[Entries taken from a collection]
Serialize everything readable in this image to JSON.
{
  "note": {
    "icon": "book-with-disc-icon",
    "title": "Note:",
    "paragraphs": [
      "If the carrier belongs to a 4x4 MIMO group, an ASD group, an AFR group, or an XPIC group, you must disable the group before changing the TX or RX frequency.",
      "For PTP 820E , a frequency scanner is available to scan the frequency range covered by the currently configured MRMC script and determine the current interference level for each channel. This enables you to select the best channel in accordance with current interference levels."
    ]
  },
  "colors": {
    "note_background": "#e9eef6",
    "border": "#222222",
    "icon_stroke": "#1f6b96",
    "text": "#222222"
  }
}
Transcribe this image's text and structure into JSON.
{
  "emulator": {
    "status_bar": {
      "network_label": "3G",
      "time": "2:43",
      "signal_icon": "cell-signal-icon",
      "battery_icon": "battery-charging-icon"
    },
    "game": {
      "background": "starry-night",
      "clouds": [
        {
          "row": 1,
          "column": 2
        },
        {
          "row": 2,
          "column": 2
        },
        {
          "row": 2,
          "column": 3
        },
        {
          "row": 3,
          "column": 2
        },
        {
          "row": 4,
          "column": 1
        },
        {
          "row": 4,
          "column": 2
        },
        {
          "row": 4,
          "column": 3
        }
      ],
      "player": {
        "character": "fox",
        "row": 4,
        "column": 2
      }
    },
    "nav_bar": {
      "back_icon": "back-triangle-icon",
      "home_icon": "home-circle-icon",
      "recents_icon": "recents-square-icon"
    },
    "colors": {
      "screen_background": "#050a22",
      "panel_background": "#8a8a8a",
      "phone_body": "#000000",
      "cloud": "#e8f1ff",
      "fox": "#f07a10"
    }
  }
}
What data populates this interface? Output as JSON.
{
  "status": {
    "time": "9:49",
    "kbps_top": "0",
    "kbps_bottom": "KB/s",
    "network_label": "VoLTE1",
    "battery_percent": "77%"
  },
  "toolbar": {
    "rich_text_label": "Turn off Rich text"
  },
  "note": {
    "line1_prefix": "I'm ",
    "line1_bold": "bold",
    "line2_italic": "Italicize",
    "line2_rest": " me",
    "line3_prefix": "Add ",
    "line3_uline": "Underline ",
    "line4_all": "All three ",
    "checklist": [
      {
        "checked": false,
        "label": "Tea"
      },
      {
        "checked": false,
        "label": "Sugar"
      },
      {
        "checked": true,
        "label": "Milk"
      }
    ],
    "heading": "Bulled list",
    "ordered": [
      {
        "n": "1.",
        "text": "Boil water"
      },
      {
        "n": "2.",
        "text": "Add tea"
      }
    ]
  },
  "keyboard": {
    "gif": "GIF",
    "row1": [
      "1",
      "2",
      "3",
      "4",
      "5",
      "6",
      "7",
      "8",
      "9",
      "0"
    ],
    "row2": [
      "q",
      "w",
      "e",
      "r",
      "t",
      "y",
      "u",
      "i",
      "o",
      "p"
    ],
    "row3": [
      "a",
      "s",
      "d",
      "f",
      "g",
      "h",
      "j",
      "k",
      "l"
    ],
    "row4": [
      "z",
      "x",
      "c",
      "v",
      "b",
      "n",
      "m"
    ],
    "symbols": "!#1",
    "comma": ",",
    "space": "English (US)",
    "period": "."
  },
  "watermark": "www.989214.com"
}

**The request**. Collect each line holding the string "frequency".

**Completed task**.
      "If the carrier belongs to a 4x4 MIMO group, an ASD group, an AFR group, or an XPIC group, you must disable the group before changing the TX or RX frequency.",
      "For PTP 820E , a frequency scanner is available to scan the frequency range covered by the currently configured MRMC script and determine the current interference level for each channel. This enables you to select the best channel in accordance with current interference levels."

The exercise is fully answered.